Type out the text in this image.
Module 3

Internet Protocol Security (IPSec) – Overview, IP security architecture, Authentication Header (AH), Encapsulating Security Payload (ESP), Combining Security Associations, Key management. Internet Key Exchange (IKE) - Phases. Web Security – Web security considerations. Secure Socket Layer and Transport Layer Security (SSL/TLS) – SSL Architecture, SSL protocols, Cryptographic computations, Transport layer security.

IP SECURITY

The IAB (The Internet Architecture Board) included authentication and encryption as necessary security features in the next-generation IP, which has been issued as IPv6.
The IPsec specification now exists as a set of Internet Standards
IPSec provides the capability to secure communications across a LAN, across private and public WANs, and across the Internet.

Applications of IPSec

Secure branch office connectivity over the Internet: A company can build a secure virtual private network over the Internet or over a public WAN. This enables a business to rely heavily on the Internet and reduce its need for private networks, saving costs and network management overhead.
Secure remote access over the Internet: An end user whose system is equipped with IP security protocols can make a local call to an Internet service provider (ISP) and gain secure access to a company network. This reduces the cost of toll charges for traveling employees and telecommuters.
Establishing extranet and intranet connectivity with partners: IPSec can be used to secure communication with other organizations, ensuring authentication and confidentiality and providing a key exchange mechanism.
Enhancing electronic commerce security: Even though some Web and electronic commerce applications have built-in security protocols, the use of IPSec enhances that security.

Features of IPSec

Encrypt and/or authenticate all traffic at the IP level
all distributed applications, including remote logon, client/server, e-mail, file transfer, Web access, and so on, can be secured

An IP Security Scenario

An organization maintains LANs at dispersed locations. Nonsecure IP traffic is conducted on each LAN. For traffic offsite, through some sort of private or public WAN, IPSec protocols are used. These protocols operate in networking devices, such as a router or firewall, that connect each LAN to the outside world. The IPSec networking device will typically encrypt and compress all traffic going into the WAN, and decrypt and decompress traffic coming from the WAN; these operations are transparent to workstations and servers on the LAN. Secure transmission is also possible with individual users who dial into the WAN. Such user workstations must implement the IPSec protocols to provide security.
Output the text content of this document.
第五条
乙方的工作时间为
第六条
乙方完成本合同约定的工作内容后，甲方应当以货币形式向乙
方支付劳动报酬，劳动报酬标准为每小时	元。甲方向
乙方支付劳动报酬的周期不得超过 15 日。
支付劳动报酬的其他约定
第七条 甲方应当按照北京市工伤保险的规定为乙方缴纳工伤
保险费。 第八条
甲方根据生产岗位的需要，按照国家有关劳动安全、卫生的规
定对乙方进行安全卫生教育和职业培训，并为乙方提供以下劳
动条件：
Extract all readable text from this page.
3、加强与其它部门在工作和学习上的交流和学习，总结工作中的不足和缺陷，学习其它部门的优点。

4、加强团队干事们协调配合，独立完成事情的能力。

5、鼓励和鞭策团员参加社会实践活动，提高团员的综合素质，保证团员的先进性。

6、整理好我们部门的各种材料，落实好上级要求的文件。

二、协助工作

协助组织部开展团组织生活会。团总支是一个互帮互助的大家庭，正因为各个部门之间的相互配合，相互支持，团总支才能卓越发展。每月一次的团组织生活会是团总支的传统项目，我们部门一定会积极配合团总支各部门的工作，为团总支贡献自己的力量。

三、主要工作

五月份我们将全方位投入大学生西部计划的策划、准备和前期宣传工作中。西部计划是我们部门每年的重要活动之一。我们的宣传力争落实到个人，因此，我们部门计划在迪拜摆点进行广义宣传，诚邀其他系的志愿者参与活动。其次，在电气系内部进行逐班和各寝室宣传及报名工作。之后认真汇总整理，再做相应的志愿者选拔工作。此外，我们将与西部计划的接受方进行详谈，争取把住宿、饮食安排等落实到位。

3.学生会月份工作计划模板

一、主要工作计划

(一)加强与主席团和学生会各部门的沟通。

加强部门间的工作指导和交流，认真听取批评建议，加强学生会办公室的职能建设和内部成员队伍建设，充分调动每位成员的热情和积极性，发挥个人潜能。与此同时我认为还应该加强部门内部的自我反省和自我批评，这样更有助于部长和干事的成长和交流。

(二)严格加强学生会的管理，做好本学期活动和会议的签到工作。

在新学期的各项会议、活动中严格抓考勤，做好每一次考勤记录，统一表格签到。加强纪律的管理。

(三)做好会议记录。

━━━━━━━━

▶ **Goal of the exercise**:
Would you reproduce all the entries exactly?

▶ **The answer**:
Type out the text in this image.
Module 3

Internet Protocol Security (IPSec) – Overview, IP security architecture, Authentication Header (AH), Encapsulating Security Payload (ESP), Combining Security Associations, Key management. Internet Key Exchange (IKE) - Phases. Web Security – Web security considerations. Secure Socket Layer and Transport Layer Security (SSL/TLS) – SSL Architecture, SSL protocols, Cryptographic computations, Transport layer security.

IP SECURITY

The IAB (The Internet Architecture Board) included authentication and encryption as necessary security features in the next-generation IP, which has been issued as IPv6.
The IPsec specification now exists as a set of Internet Standards
IPSec provides the capability to secure communications across a LAN, across private and public WANs, and across the Internet.

Applications of IPSec

Secure branch office connectivity over the Internet: A company can build a secure virtual private network over the Internet or over a public WAN. This enables a business to rely heavily on the Internet and reduce its need for private networks, saving costs and network management overhead.
Secure remote access over the Internet: An end user whose system is equipped with IP security protocols can make a local call to an Internet service provider (ISP) and gain secure access to a company network. This reduces the cost of toll charges for traveling employees and telecommuters.
Establishing extranet and intranet connectivity with partners: IPSec can be used to secure communication with other organizations, ensuring authentication and confidentiality and providing a key exchange mechanism.
Enhancing electronic commerce security: Even though some Web and electronic commerce applications have built-in security protocols, the use of IPSec enhances that security.

Features of IPSec

Encrypt and/or authenticate all traffic at the IP level
all distributed applications, including remote logon, client/server, e-mail, file transfer, Web access, and so on, can be secured

An IP Security Scenario

An organization maintains LANs at dispersed locations. Nonsecure IP traffic is conducted on each LAN. For traffic offsite, through some sort of private or public WAN, IPSec protocols are used. These protocols operate in networking devices, such as a router or firewall, that connect each LAN to the outside world. The IPSec networking device will typically encrypt and compress all traffic going into the WAN, and decrypt and decompress traffic coming from the WAN; these operations are transparent to workstations and servers on the LAN. Secure transmission is also possible with individual users who dial into the WAN. Such user workstations must implement the IPSec protocols to provide security.
Output the text content of this document.
第五条
乙方的工作时间为
第六条
乙方完成本合同约定的工作内容后，甲方应当以货币形式向乙
方支付劳动报酬，劳动报酬标准为每小时	元。甲方向
乙方支付劳动报酬的周期不得超过 15 日。
支付劳动报酬的其他约定
第七条 甲方应当按照北京市工伤保险的规定为乙方缴纳工伤
保险费。 第八条
甲方根据生产岗位的需要，按照国家有关劳动安全、卫生的规
定对乙方进行安全卫生教育和职业培训，并为乙方提供以下劳
动条件：
Extract all readable text from this page.
3、加强与其它部门在工作和学习上的交流和学习，总结工作中的不足和缺陷，学习其它部门的优点。

4、加强团队干事们协调配合，独立完成事情的能力。

5、鼓励和鞭策团员参加社会实践活动，提高团员的综合素质，保证团员的先进性。

6、整理好我们部门的各种材料，落实好上级要求的文件。

二、协助工作

协助组织部开展团组织生活会。团总支是一个互帮互助的大家庭，正因为各个部门之间的相互配合，相互支持，团总支才能卓越发展。每月一次的团组织生活会是团总支的传统项目，我们部门一定会积极配合团总支各部门的工作，为团总支贡献自己的力量。

三、主要工作

五月份我们将全方位投入大学生西部计划的策划、准备和前期宣传工作中。西部计划是我们部门每年的重要活动之一。我们的宣传力争落实到个人，因此，我们部门计划在迪拜摆点进行广义宣传，诚邀其他系的志愿者参与活动。其次，在电气系内部进行逐班和各寝室宣传及报名工作。之后认真汇总整理，再做相应的志愿者选拔工作。此外，我们将与西部计划的接受方进行详谈，争取把住宿、饮食安排等落实到位。

3.学生会月份工作计划模板

一、主要工作计划

(一)加强与主席团和学生会各部门的沟通。

加强部门间的工作指导和交流，认真听取批评建议，加强学生会办公室的职能建设和内部成员队伍建设，充分调动每位成员的热情和积极性，发挥个人潜能。与此同时我认为还应该加强部门内部的自我反省和自我批评，这样更有助于部长和干事的成长和交流。

(二)严格加强学生会的管理，做好本学期活动和会议的签到工作。

在新学期的各项会议、活动中严格抓考勤，做好每一次考勤记录，统一表格签到。加强纪律的管理。

(三)做好会议记录。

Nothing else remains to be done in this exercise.